◆ **Short exercise**
Gather every line in the entries below that contains the string "signal", and copy each such line in full.

Stored entries:
##############################

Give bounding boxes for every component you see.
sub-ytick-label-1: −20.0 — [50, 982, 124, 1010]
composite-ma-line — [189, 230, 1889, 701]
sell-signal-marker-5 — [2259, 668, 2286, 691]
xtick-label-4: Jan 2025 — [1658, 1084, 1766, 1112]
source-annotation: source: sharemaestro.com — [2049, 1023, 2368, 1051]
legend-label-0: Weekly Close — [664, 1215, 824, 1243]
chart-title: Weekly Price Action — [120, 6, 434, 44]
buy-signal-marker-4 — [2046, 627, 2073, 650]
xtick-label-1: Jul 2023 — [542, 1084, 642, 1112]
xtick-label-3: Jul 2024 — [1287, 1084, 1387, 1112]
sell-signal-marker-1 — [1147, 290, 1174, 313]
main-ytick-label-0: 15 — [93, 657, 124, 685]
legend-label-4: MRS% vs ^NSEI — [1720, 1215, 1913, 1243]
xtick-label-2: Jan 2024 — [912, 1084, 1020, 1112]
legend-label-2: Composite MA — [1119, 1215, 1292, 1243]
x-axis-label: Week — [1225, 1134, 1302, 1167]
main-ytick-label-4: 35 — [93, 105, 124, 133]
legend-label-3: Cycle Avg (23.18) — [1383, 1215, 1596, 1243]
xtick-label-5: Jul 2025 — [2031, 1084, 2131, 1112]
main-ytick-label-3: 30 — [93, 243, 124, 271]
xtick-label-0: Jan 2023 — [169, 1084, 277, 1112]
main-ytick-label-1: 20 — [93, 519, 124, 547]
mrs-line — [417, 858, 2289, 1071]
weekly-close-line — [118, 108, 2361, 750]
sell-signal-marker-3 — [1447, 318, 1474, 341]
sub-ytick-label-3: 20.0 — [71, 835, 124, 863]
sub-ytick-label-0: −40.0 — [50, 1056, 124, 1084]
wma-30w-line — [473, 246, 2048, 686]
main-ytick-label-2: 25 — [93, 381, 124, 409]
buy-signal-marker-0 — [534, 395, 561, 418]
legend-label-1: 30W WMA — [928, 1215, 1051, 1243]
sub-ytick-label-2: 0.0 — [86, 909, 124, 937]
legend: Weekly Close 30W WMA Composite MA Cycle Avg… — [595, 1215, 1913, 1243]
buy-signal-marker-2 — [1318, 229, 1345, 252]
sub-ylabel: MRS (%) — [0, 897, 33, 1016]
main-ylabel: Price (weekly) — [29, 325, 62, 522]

##############################

◆ **Result of the task**
sell-signal-marker-5 — [2259, 668, 2286, 691]
buy-signal-marker-4 — [2046, 627, 2073, 650]
sell-signal-marker-1 — [1147, 290, 1174, 313]
sell-signal-marker-3 — [1447, 318, 1474, 341]
buy-signal-marker-0 — [534, 395, 561, 418]
buy-signal-marker-2 — [1318, 229, 1345, 252]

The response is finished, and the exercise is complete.